_What is asked_: Reproduce every record below exactly as written, leaving out any pictures.

_Provided data_:
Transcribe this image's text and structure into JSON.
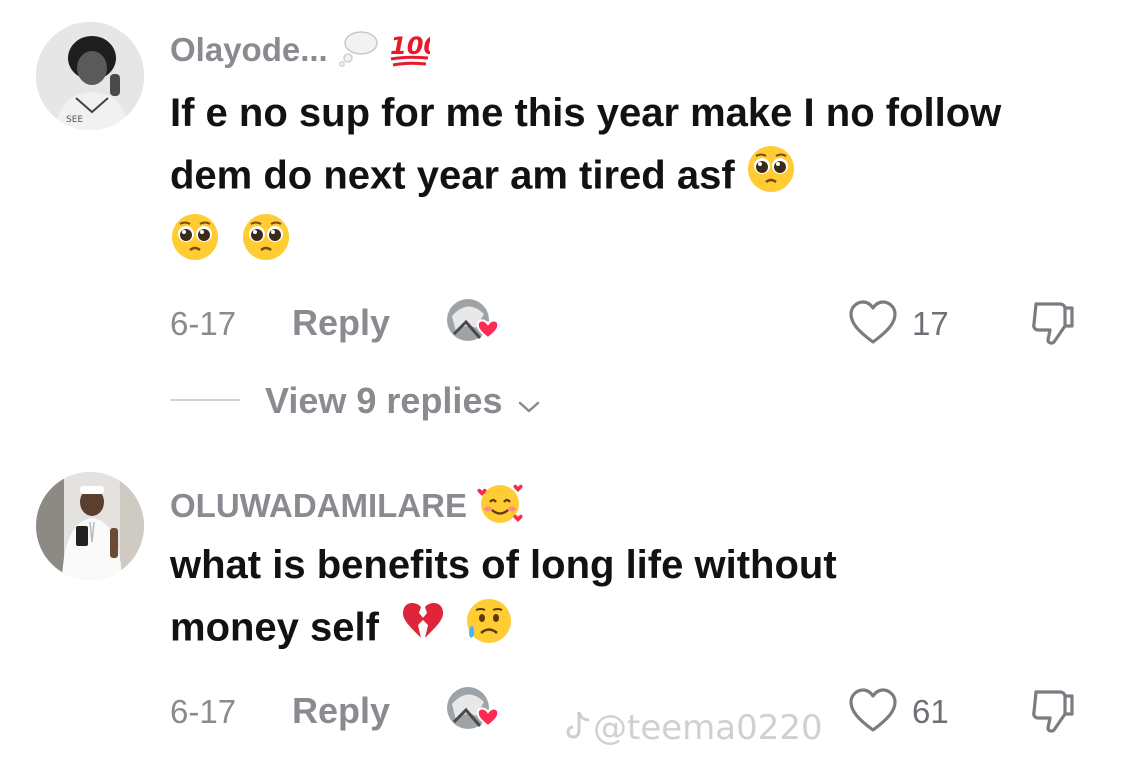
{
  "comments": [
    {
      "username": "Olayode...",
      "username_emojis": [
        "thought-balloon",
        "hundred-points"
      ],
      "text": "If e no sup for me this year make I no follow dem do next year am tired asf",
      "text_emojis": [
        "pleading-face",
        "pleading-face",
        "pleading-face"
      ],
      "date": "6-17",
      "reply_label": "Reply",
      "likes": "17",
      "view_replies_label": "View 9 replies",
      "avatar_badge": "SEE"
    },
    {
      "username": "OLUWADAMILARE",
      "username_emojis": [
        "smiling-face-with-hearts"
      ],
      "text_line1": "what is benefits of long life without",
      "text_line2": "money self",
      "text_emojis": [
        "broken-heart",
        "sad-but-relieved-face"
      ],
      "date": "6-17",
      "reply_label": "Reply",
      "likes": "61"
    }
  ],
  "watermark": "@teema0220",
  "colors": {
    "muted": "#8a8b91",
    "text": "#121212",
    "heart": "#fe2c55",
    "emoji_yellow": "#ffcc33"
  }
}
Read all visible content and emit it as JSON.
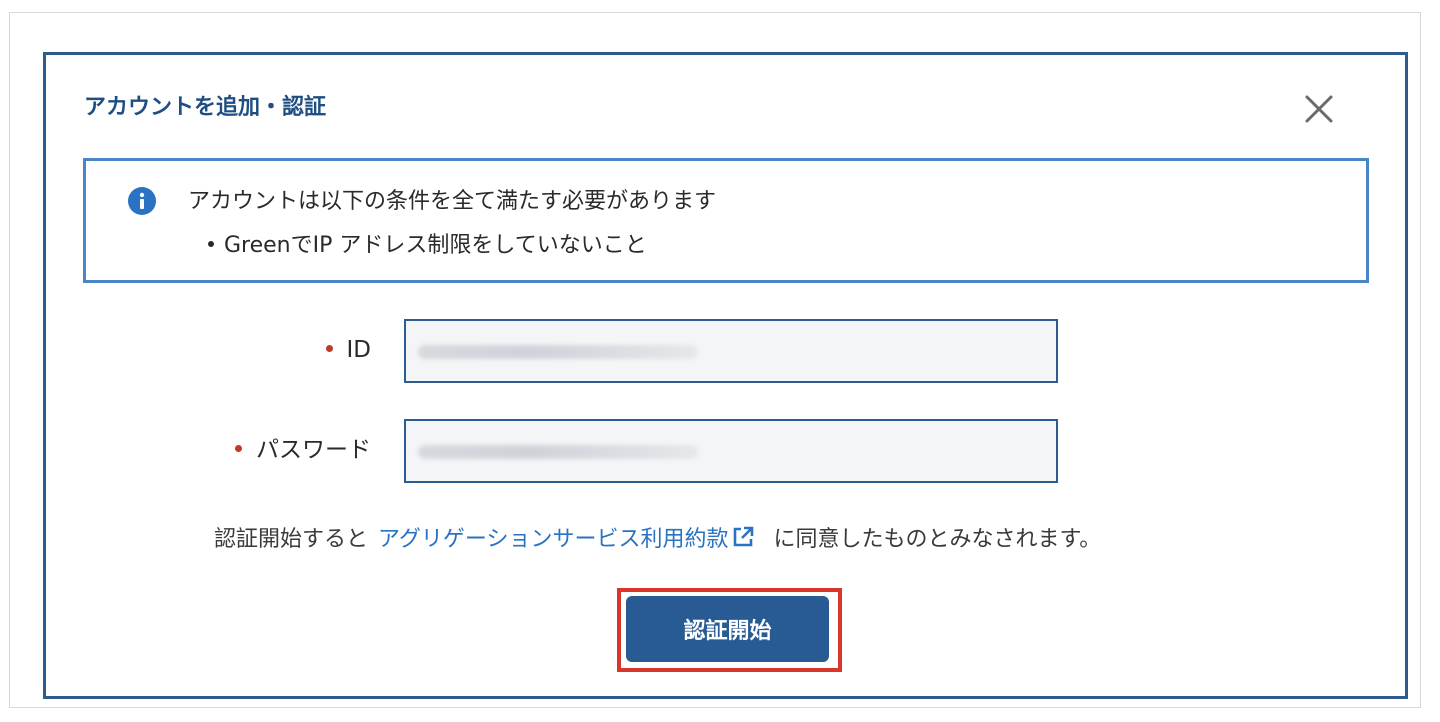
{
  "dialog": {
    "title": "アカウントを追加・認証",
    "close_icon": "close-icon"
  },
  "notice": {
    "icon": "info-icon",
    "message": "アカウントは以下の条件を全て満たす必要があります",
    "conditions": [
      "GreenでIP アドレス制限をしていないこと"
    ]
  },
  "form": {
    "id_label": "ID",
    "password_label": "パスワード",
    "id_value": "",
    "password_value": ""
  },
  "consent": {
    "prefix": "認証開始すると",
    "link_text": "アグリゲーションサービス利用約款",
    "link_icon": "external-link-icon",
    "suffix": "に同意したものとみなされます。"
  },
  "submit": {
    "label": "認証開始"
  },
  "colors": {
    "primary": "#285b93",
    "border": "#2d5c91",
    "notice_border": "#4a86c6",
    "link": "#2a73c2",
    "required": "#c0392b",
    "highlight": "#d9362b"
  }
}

_Correct result_:
Transcribe this image's text and structure into JSON.
{
  "comments": [
    {
      "username": "Olayode...",
      "username_emojis": [
        "thought-balloon",
        "hundred-points"
      ],
      "text": "If e no sup for me this year make I no follow dem do next year am tired asf",
      "text_emojis": [
        "pleading-face",
        "pleading-face",
        "pleading-face"
      ],
      "date": "6-17",
      "reply_label": "Reply",
      "likes": "17",
      "view_replies_label": "View 9 replies",
      "avatar_badge": "SEE"
    },
    {
      "username": "OLUWADAMILARE",
      "username_emojis": [
        "smiling-face-with-hearts"
      ],
      "text_line1": "what is benefits of long life without",
      "text_line2": "money self",
      "text_emojis": [
        "broken-heart",
        "sad-but-relieved-face"
      ],
      "date": "6-17",
      "reply_label": "Reply",
      "likes": "61"
    }
  ],
  "watermark": "@teema0220",
  "colors": {
    "muted": "#8a8b91",
    "text": "#121212",
    "heart": "#fe2c55",
    "emoji_yellow": "#ffcc33"
  }
}
Read all visible content and emit it as JSON.
{
  "dialog": {
    "title": "アカウントを追加・認証",
    "close_icon": "close-icon"
  },
  "notice": {
    "icon": "info-icon",
    "message": "アカウントは以下の条件を全て満たす必要があります",
    "conditions": [
      "GreenでIP アドレス制限をしていないこと"
    ]
  },
  "form": {
    "id_label": "ID",
    "password_label": "パスワード",
    "id_value": "",
    "password_value": ""
  },
  "consent": {
    "prefix": "認証開始すると",
    "link_text": "アグリゲーションサービス利用約款",
    "link_icon": "external-link-icon",
    "suffix": "に同意したものとみなされます。"
  },
  "submit": {
    "label": "認証開始"
  },
  "colors": {
    "primary": "#285b93",
    "border": "#2d5c91",
    "notice_border": "#4a86c6",
    "link": "#2a73c2",
    "required": "#c0392b",
    "highlight": "#d9362b"
  }
}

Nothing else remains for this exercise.